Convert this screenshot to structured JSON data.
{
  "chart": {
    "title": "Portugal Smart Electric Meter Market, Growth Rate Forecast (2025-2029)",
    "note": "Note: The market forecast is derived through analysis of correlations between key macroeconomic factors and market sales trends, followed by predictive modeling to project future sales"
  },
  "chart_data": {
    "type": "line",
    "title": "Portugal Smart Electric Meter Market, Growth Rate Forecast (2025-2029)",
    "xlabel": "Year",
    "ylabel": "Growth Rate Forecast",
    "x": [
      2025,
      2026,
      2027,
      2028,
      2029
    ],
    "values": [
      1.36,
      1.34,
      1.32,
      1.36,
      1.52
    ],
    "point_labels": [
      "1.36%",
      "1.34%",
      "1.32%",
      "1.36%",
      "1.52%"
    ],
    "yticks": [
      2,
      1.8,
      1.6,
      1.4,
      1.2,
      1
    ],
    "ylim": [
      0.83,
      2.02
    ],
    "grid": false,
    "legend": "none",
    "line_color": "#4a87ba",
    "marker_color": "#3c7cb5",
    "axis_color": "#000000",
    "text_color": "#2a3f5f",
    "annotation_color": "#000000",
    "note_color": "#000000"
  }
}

- [Exercise description]:
Your task is to extract all of the records exactly.

- [Task solution]:
Convert this screenshot to structured JSON data.
{
  "chart": {
    "title": "Portugal Smart Electric Meter Market, Growth Rate Forecast (2025-2029)",
    "note": "Note: The market forecast is derived through analysis of correlations between key macroeconomic factors and market sales trends, followed by predictive modeling to project future sales"
  },
  "chart_data": {
    "type": "line",
    "title": "Portugal Smart Electric Meter Market, Growth Rate Forecast (2025-2029)",
    "xlabel": "Year",
    "ylabel": "Growth Rate Forecast",
    "x": [
      2025,
      2026,
      2027,
      2028,
      2029
    ],
    "values": [
      1.36,
      1.34,
      1.32,
      1.36,
      1.52
    ],
    "point_labels": [
      "1.36%",
      "1.34%",
      "1.32%",
      "1.36%",
      "1.52%"
    ],
    "yticks": [
      2,
      1.8,
      1.6,
      1.4,
      1.2,
      1
    ],
    "ylim": [
      0.83,
      2.02
    ],
    "grid": false,
    "legend": "none",
    "line_color": "#4a87ba",
    "marker_color": "#3c7cb5",
    "axis_color": "#000000",
    "text_color": "#2a3f5f",
    "annotation_color": "#000000",
    "note_color": "#000000"
  }
}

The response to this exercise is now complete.